# [Short problem 1]
Render this sentence from the Vic's restaurant review in Spanish: "The food is mostly prepared in a wood-burning oven, a delightful trend, by chef Hillary Sterling."
# [Short problem 2]
According to the Vic's restaurant review, what establishment previously occupied Vic's space on Great Jones street?
# [Short problem 3]
Resume the Vic's restaurant review, picking up after its last sentence.

# [Extract provided]

★ ★ ★ ★ ★

Showing posts with label market. Show all posts
Showing posts with label market. Show all posts

Wednesday, September 30, 2015

VIC'S

I had high hopes for Vic's, a market-driven new-ish-comer to Marc Meyer and Victoria Freeman's Cookshop restaurant group.  They're doing all the right things: fresh, farmer-inspired cuisine, friendly service and relaxed, unfussy decor in the comfortable space on Great Jones street that used to be Five Points.  The food is mostly prepared in a wood-burning oven, a delightful trend, by chef Hillary Sterling.  So Vic's has a lot going for it: strong reputation, solid sourcing and a female chef- all of which are assets in my book.  I'm assuming Vic is short for Victoria, and unfortunately like that abbreviation, some of the execution was similarly deficient at times.  Overall, I had a very enjoyable evening and a pleasant repast, although there were some noticeable shortcomings.

★ ★ ★ ★ ★

# [Recorded data]
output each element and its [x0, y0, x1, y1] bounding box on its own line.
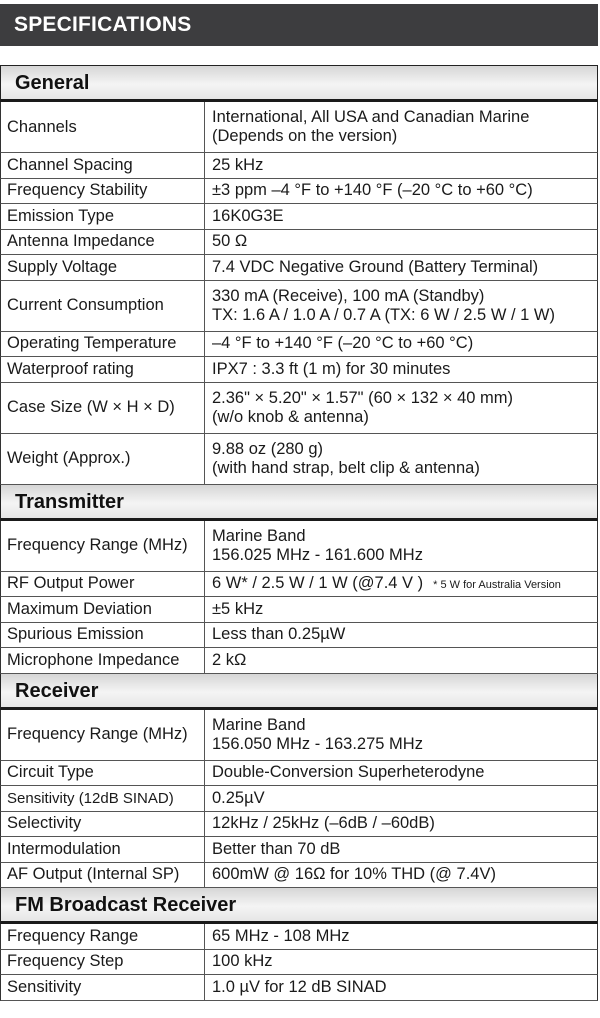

★ ★ ★ ★ ★

# [Exercise result 1]
La comida se prepara principalmente en un horno de leña, una tendencia encantadora, a cargo de la chef Hillary Sterling.

# [Exercise result 2]
Five Points.

# [Exercise result 3]
Our server, however, was en pointe: chipper and attentive.  We were offered house sparkling or still water immediately, and our orders taken in an unforced but timely manner.  We took her up on the bread that was offered but not automatically dispersed on the table.  I think this is a pretty good thing- for carbophobes, people with actual allergies, tempted dieters, or just those whoe don't need extra starch.  It's less wasteful.  That said, all of ours got devoured: thick, chewy slices with a faint sour and heavy, rustic crust.

The "Mercato" section of the menu featured a bounty of orchard-y treats, but those we chose read better on the menu than they were plated.  Beets, already sweet, had a sugary plum glaze and shreds of crisp raw fennel dusted with a little too much gritty black pepper.  Turnips, which I erroneously assumed would be roasted, were instead raw, fanned out beneath a shroud of robust pecorino grated with a heavy hand.  The mature turnips had a distinct bitterness which led to a powerful flavor rivalry between them, the cheese and a virile classic pesto.  I actually liked
 a bit of the cheese on the beets, and some crisp fennel to moderate the impact of the turnips, but with the very seasonal, rapidly changing menu, you  might have to come up with your own adaptations.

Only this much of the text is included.